Given problem: Every record must be written out once more, with nothing added or omitted.

Source data:
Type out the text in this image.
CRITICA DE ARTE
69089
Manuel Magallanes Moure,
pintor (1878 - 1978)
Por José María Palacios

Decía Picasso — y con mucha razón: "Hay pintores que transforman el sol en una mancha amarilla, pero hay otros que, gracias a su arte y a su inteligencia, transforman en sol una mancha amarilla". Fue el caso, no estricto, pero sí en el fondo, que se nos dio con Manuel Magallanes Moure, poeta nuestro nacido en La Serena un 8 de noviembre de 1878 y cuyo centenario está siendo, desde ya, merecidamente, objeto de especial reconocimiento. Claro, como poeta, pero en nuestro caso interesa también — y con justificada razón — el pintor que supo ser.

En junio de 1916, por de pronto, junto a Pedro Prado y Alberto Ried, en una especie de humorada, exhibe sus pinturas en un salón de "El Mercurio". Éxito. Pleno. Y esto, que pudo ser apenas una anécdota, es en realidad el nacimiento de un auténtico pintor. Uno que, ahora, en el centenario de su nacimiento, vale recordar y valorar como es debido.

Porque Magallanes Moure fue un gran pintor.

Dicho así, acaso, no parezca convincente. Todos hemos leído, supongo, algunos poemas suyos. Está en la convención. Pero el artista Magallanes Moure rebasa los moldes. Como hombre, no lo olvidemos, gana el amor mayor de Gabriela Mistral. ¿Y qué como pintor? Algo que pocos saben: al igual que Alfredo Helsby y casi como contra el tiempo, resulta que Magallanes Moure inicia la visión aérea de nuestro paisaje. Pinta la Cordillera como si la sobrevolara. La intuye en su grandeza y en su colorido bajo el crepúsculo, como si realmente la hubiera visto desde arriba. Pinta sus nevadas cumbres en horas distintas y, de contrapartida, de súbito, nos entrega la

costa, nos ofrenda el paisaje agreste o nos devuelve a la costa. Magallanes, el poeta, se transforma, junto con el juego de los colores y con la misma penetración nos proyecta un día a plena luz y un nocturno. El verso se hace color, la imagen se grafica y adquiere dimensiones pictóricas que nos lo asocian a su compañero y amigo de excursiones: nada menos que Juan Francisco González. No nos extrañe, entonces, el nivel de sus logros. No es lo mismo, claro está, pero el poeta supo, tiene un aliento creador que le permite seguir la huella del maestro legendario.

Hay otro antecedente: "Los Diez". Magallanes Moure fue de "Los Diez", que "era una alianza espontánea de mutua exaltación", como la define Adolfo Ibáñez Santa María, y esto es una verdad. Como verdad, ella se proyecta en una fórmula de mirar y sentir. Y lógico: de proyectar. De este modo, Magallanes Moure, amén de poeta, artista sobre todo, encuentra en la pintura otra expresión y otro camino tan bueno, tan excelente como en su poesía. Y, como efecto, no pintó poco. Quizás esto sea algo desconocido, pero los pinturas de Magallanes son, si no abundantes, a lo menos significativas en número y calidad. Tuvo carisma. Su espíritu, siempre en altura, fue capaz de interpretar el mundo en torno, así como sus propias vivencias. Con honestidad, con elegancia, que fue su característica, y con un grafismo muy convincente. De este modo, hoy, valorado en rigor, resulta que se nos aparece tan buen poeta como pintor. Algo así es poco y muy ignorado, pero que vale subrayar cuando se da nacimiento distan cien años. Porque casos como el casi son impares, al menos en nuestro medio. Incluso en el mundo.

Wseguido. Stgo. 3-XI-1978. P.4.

Expected answer:
Type out the text in this image.
CRITICA DE ARTE
69089
Manuel Magallanes Moure,
pintor (1878 - 1978)
Por José María Palacios

Decía Picasso — y con mucha razón: "Hay pintores que transforman el sol en una mancha amarilla, pero hay otros que, gracias a su arte y a su inteligencia, transforman en sol una mancha amarilla". Fue el caso, no estricto, pero sí en el fondo, que se nos dio con Manuel Magallanes Moure, poeta nuestro nacido en La Serena un 8 de noviembre de 1878 y cuyo centenario está siendo, desde ya, merecidamente, objeto de especial reconocimiento. Claro, como poeta, pero en nuestro caso interesa también — y con justificada razón — el pintor que supo ser.

En junio de 1916, por de pronto, junto a Pedro Prado y Alberto Ried, en una especie de humorada, exhibe sus pinturas en un salón de "El Mercurio". Éxito. Pleno. Y esto, que pudo ser apenas una anécdota, es en realidad el nacimiento de un auténtico pintor. Uno que, ahora, en el centenario de su nacimiento, vale recordar y valorar como es debido.

Porque Magallanes Moure fue un gran pintor.

Dicho así, acaso, no parezca convincente. Todos hemos leído, supongo, algunos poemas suyos. Está en la convención. Pero el artista Magallanes Moure rebasa los moldes. Como hombre, no lo olvidemos, gana el amor mayor de Gabriela Mistral. ¿Y qué como pintor? Algo que pocos saben: al igual que Alfredo Helsby y casi como contra el tiempo, resulta que Magallanes Moure inicia la visión aérea de nuestro paisaje. Pinta la Cordillera como si la sobrevolara. La intuye en su grandeza y en su colorido bajo el crepúsculo, como si realmente la hubiera visto desde arriba. Pinta sus nevadas cumbres en horas distintas y, de contrapartida, de súbito, nos entrega la

costa, nos ofrenda el paisaje agreste o nos devuelve a la costa. Magallanes, el poeta, se transforma, junto con el juego de los colores y con la misma penetración nos proyecta un día a plena luz y un nocturno. El verso se hace color, la imagen se grafica y adquiere dimensiones pictóricas que nos lo asocian a su compañero y amigo de excursiones: nada menos que Juan Francisco González. No nos extrañe, entonces, el nivel de sus logros. No es lo mismo, claro está, pero el poeta supo, tiene un aliento creador que le permite seguir la huella del maestro legendario.

Hay otro antecedente: "Los Diez". Magallanes Moure fue de "Los Diez", que "era una alianza espontánea de mutua exaltación", como la define Adolfo Ibáñez Santa María, y esto es una verdad. Como verdad, ella se proyecta en una fórmula de mirar y sentir. Y lógico: de proyectar. De este modo, Magallanes Moure, amén de poeta, artista sobre todo, encuentra en la pintura otra expresión y otro camino tan bueno, tan excelente como en su poesía. Y, como efecto, no pintó poco. Quizás esto sea algo desconocido, pero los pinturas de Magallanes son, si no abundantes, a lo menos significativas en número y calidad. Tuvo carisma. Su espíritu, siempre en altura, fue capaz de interpretar el mundo en torno, así como sus propias vivencias. Con honestidad, con elegancia, que fue su característica, y con un grafismo muy convincente. De este modo, hoy, valorado en rigor, resulta que se nos aparece tan buen poeta como pintor. Algo así es poco y muy ignorado, pero que vale subrayar cuando se da nacimiento distan cien años. Porque casos como el casi son impares, al menos en nuestro medio. Incluso en el mundo.

Wseguido. Stgo. 3-XI-1978. P.4.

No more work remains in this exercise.